About this exercise:
Please tally the lines below that contain the string "panel" and reply with that figure only.

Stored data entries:
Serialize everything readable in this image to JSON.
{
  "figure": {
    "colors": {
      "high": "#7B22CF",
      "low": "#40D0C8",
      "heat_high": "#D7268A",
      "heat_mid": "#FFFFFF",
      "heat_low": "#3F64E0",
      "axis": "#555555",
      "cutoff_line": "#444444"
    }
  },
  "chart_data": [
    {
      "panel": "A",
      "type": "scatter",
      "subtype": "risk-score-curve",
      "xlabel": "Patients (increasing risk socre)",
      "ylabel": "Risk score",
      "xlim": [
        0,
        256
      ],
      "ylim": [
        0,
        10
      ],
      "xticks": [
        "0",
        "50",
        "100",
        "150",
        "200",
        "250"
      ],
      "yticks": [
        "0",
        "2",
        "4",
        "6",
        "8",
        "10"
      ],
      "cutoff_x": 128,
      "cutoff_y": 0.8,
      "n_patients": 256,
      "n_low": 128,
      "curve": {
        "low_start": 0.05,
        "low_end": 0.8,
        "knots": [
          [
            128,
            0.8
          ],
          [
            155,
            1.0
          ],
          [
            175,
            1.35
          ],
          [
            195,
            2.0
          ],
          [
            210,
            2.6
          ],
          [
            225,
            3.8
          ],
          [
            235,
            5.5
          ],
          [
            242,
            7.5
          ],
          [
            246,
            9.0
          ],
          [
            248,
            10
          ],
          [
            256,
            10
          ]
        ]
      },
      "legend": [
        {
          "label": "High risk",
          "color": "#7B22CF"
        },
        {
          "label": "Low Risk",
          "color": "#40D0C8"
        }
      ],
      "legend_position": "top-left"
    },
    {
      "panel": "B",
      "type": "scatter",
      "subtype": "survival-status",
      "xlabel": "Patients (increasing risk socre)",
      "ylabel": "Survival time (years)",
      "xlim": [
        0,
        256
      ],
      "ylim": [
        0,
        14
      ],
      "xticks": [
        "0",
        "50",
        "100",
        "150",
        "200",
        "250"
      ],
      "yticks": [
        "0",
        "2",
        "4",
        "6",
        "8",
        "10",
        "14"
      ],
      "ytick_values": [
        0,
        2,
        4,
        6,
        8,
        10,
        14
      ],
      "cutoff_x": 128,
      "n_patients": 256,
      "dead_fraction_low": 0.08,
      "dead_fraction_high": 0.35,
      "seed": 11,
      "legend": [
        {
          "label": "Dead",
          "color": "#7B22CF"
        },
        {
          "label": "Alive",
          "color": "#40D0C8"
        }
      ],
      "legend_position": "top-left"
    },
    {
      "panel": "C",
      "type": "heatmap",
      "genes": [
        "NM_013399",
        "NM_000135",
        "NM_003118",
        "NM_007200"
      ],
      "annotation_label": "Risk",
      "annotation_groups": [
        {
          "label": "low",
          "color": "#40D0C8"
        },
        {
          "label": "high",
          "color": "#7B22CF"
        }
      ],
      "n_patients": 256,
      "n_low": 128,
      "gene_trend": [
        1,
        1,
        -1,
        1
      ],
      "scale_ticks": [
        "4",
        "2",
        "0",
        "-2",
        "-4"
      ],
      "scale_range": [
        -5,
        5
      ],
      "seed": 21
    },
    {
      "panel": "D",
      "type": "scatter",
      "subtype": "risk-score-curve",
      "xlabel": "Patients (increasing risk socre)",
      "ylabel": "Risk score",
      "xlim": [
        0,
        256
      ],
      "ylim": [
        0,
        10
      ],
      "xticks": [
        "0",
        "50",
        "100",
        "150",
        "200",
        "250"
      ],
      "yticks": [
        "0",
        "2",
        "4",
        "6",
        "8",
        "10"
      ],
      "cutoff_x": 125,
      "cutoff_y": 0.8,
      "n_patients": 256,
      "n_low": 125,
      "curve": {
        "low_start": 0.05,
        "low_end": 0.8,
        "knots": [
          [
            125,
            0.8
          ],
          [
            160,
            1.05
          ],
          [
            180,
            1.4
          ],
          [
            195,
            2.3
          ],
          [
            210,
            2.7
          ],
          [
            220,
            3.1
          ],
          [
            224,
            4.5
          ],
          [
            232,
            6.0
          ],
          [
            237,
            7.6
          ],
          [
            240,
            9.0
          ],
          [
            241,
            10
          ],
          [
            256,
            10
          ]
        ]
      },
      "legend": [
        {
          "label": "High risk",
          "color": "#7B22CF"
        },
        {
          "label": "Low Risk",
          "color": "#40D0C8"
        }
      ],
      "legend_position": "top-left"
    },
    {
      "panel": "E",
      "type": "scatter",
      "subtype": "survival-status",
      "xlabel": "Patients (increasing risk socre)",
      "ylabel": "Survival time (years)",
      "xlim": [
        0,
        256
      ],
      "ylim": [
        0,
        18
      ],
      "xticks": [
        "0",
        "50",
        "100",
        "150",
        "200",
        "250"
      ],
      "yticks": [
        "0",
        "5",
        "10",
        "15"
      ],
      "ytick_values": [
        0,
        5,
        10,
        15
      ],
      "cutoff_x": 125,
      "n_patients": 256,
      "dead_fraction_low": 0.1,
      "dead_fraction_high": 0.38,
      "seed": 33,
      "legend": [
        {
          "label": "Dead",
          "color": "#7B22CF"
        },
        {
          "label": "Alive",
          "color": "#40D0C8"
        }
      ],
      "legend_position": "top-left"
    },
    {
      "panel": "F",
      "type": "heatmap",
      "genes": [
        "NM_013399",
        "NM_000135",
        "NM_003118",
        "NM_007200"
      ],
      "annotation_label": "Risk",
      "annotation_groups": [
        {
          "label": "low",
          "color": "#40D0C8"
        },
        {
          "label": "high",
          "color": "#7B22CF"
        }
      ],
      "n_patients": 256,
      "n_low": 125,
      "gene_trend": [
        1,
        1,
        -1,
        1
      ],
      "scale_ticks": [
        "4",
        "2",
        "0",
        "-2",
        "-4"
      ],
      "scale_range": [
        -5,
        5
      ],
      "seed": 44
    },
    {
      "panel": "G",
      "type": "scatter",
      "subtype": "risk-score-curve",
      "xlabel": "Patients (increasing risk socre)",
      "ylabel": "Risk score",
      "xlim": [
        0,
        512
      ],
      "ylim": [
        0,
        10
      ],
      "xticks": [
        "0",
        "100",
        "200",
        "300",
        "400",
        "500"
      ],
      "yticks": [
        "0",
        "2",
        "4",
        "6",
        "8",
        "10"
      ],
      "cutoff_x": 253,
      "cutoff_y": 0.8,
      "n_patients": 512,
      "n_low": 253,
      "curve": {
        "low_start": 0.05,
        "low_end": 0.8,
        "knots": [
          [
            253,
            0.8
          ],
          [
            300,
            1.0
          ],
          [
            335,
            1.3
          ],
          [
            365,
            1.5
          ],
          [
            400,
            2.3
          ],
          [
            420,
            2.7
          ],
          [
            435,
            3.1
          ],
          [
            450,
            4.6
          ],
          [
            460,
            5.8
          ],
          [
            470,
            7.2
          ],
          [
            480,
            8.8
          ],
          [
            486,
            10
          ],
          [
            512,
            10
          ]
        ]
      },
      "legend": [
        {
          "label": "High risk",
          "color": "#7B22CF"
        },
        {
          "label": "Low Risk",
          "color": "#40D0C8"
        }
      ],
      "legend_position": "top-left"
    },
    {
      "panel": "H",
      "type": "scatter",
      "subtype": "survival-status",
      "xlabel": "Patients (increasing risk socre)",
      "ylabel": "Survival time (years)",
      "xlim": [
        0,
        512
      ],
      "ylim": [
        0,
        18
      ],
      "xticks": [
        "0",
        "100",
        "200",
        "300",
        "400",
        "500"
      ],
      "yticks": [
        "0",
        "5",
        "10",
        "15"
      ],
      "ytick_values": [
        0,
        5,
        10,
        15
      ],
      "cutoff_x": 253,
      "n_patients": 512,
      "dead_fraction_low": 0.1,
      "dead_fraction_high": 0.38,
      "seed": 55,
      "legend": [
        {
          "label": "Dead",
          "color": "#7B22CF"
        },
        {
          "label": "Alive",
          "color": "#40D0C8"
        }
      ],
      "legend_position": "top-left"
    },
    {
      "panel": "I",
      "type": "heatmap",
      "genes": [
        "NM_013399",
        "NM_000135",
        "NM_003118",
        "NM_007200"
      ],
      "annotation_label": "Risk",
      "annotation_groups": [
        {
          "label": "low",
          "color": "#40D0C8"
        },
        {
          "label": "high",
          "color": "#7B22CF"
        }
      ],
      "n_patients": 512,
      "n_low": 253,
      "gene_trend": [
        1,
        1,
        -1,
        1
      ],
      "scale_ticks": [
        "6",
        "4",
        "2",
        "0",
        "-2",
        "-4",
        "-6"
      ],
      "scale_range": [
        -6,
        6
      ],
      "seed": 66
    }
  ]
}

Solution to this exercise:
9